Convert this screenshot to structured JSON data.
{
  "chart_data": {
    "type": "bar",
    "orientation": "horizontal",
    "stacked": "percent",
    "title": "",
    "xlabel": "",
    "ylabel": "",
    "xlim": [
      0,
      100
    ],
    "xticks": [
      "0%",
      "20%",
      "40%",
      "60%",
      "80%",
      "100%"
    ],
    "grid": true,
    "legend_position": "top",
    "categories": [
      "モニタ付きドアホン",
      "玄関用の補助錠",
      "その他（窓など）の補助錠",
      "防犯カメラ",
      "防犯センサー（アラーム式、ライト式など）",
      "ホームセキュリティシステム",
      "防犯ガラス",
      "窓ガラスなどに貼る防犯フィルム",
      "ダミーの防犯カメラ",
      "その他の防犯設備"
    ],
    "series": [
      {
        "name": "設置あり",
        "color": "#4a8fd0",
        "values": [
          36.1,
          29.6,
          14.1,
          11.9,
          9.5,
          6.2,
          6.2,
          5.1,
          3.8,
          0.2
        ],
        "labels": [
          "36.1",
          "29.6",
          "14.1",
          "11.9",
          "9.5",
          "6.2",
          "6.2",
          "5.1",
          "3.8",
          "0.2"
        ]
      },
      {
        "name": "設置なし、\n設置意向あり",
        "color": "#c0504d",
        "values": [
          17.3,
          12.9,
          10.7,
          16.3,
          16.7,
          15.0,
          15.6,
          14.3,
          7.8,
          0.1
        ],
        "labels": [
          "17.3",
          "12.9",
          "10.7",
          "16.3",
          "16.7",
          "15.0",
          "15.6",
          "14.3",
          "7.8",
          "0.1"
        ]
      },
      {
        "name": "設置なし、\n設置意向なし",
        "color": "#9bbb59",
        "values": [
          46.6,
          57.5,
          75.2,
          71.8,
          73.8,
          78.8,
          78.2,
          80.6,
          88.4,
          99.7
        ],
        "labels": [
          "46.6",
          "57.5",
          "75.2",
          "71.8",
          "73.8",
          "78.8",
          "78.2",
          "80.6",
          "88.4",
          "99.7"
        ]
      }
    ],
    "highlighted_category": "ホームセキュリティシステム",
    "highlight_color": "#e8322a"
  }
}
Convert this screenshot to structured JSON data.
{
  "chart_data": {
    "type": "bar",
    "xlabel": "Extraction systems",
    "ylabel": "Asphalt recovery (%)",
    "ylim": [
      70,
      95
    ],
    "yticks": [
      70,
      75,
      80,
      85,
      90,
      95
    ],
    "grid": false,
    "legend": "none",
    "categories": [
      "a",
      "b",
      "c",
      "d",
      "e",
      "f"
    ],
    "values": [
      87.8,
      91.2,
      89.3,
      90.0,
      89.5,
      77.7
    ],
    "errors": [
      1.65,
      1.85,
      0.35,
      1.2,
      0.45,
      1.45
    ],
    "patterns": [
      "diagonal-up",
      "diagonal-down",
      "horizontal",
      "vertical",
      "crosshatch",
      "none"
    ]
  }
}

## WHAT THE EXERCISE ASKS
Identify and list each line with the word "horizontal".

## RESPONSE
    "orientation": "horizontal",
      "horizontal",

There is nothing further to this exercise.